RECORD SET
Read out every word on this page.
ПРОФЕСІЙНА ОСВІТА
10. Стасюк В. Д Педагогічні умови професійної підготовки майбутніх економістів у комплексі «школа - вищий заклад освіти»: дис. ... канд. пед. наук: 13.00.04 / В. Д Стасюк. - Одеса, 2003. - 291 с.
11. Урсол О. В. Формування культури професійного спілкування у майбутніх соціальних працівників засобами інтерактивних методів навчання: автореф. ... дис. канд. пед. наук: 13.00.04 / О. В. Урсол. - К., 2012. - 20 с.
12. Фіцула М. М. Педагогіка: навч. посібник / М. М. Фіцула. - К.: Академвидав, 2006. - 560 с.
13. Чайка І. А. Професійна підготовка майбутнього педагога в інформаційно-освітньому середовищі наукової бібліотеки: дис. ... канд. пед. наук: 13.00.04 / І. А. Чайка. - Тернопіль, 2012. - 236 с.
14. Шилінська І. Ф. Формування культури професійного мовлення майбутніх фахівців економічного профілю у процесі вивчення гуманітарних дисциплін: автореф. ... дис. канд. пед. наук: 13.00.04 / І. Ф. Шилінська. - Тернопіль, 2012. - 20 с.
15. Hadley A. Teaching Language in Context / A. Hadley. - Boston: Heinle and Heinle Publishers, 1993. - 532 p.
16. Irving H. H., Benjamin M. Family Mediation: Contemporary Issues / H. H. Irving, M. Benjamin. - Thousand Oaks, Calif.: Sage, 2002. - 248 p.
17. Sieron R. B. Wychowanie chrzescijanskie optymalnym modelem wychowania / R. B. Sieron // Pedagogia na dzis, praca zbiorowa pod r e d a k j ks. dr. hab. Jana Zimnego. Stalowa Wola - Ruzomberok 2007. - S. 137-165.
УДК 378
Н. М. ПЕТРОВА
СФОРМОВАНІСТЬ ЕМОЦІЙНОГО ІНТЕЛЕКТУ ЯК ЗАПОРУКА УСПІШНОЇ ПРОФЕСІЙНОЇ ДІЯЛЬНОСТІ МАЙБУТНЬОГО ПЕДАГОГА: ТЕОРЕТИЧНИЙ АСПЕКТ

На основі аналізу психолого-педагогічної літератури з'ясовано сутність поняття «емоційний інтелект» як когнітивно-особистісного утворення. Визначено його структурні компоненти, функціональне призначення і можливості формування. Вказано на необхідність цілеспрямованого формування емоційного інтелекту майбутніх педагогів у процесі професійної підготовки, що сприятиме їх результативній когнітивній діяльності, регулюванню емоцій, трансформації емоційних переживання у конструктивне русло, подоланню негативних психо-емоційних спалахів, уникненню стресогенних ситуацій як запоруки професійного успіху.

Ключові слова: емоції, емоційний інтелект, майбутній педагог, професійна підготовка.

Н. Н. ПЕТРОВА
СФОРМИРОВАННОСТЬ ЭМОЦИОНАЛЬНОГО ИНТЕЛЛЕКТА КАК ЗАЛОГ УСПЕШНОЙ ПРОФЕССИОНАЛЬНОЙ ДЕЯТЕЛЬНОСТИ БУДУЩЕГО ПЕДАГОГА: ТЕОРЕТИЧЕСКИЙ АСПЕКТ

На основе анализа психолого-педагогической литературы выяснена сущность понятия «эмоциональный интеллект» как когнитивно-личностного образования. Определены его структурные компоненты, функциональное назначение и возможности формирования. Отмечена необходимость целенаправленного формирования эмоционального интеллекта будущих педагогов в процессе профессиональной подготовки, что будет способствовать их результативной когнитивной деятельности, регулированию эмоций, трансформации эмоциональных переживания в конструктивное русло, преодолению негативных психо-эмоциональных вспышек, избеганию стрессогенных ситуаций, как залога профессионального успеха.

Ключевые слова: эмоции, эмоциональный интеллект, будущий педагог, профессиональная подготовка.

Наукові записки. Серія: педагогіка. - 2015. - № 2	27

WHAT TO PRODUCE
Go through the listing and copy all of it exactly.

EXERCISE SOLUTION
Read out every word on this page.
ПРОФЕСІЙНА ОСВІТА
10. Стасюк В. Д Педагогічні умови професійної підготовки майбутніх економістів у комплексі «школа - вищий заклад освіти»: дис. ... канд. пед. наук: 13.00.04 / В. Д Стасюк. - Одеса, 2003. - 291 с.
11. Урсол О. В. Формування культури професійного спілкування у майбутніх соціальних працівників засобами інтерактивних методів навчання: автореф. ... дис. канд. пед. наук: 13.00.04 / О. В. Урсол. - К., 2012. - 20 с.
12. Фіцула М. М. Педагогіка: навч. посібник / М. М. Фіцула. - К.: Академвидав, 2006. - 560 с.
13. Чайка І. А. Професійна підготовка майбутнього педагога в інформаційно-освітньому середовищі наукової бібліотеки: дис. ... канд. пед. наук: 13.00.04 / І. А. Чайка. - Тернопіль, 2012. - 236 с.
14. Шилінська І. Ф. Формування культури професійного мовлення майбутніх фахівців економічного профілю у процесі вивчення гуманітарних дисциплін: автореф. ... дис. канд. пед. наук: 13.00.04 / І. Ф. Шилінська. - Тернопіль, 2012. - 20 с.
15. Hadley A. Teaching Language in Context / A. Hadley. - Boston: Heinle and Heinle Publishers, 1993. - 532 p.
16. Irving H. H., Benjamin M. Family Mediation: Contemporary Issues / H. H. Irving, M. Benjamin. - Thousand Oaks, Calif.: Sage, 2002. - 248 p.
17. Sieron R. B. Wychowanie chrzescijanskie optymalnym modelem wychowania / R. B. Sieron // Pedagogia na dzis, praca zbiorowa pod r e d a k j ks. dr. hab. Jana Zimnego. Stalowa Wola - Ruzomberok 2007. - S. 137-165.
УДК 378
Н. М. ПЕТРОВА
СФОРМОВАНІСТЬ ЕМОЦІЙНОГО ІНТЕЛЕКТУ ЯК ЗАПОРУКА УСПІШНОЇ ПРОФЕСІЙНОЇ ДІЯЛЬНОСТІ МАЙБУТНЬОГО ПЕДАГОГА: ТЕОРЕТИЧНИЙ АСПЕКТ

На основі аналізу психолого-педагогічної літератури з'ясовано сутність поняття «емоційний інтелект» як когнітивно-особистісного утворення. Визначено його структурні компоненти, функціональне призначення і можливості формування. Вказано на необхідність цілеспрямованого формування емоційного інтелекту майбутніх педагогів у процесі професійної підготовки, що сприятиме їх результативній когнітивній діяльності, регулюванню емоцій, трансформації емоційних переживання у конструктивне русло, подоланню негативних психо-емоційних спалахів, уникненню стресогенних ситуацій як запоруки професійного успіху.

Ключові слова: емоції, емоційний інтелект, майбутній педагог, професійна підготовка.

Н. Н. ПЕТРОВА
СФОРМИРОВАННОСТЬ ЭМОЦИОНАЛЬНОГО ИНТЕЛЛЕКТА КАК ЗАЛОГ УСПЕШНОЙ ПРОФЕССИОНАЛЬНОЙ ДЕЯТЕЛЬНОСТИ БУДУЩЕГО ПЕДАГОГА: ТЕОРЕТИЧЕСКИЙ АСПЕКТ

На основе анализа психолого-педагогической литературы выяснена сущность понятия «эмоциональный интеллект» как когнитивно-личностного образования. Определены его структурные компоненты, функциональное назначение и возможности формирования. Отмечена необходимость целенаправленного формирования эмоционального интеллекта будущих педагогов в процессе профессиональной подготовки, что будет способствовать их результативной когнитивной деятельности, регулированию эмоций, трансформации эмоциональных переживания в конструктивное русло, преодолению негативных психо-эмоциональных вспышек, избеганию стрессогенных ситуаций, как залога профессионального успеха.

Ключевые слова: эмоции, эмоциональный интеллект, будущий педагог, профессиональная подготовка.

Наукові записки. Серія: педагогіка. - 2015. - № 2	27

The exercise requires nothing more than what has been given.